Instruction: What number of lines contain the word "data"? Reply with the number and nothing else.

— START —

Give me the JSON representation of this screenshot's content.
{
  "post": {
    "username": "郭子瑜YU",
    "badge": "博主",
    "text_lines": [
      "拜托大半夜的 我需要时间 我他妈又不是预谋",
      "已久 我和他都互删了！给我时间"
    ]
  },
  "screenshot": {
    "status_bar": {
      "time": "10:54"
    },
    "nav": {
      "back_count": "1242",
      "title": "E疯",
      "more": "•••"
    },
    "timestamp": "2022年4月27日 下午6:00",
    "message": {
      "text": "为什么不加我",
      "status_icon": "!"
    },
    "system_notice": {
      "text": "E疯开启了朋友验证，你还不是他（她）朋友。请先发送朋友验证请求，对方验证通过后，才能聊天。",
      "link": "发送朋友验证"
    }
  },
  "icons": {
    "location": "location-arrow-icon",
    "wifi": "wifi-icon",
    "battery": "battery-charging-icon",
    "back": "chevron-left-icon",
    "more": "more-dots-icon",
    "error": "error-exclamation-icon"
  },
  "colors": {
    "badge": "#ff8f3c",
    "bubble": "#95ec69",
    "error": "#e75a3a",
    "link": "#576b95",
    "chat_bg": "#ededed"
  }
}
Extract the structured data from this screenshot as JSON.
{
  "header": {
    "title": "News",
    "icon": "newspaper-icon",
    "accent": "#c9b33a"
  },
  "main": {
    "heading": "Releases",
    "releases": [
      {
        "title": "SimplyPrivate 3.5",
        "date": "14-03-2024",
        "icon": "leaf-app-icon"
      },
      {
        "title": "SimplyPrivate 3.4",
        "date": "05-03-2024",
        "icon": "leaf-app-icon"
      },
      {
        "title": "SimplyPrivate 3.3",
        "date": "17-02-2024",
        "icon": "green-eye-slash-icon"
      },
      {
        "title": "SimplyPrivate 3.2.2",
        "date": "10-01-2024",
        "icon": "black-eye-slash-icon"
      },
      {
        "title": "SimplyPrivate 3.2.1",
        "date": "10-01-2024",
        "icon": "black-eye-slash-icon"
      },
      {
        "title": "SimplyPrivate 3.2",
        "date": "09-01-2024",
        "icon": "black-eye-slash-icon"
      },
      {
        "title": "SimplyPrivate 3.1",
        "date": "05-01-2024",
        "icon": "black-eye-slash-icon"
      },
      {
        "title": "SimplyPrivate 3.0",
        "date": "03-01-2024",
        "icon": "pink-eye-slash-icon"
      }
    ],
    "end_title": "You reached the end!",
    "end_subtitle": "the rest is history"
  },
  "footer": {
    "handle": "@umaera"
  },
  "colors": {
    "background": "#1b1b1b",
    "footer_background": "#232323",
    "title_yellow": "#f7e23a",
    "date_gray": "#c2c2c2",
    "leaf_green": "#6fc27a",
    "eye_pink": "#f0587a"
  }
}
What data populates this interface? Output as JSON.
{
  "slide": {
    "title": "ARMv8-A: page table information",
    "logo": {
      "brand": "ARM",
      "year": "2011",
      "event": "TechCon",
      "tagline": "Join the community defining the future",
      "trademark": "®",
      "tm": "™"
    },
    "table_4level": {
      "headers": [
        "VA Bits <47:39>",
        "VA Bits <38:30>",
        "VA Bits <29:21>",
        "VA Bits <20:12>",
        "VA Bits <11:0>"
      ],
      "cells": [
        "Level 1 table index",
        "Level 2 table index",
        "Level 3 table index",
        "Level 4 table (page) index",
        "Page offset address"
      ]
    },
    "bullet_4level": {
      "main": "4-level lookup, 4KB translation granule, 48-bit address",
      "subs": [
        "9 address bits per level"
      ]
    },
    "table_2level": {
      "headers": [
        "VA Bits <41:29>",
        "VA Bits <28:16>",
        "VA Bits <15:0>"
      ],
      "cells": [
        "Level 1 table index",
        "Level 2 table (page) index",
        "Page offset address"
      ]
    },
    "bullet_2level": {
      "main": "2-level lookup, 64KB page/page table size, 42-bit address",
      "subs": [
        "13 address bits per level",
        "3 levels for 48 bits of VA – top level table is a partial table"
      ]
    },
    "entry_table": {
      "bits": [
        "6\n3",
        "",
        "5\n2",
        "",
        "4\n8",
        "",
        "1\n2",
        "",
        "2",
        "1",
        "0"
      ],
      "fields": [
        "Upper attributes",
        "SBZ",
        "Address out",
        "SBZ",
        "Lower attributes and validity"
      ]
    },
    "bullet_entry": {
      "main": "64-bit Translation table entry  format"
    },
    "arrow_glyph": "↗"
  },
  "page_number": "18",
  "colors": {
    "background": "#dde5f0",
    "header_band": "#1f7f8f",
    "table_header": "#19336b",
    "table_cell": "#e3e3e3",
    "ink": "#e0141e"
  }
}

— END —

Worked solution: 2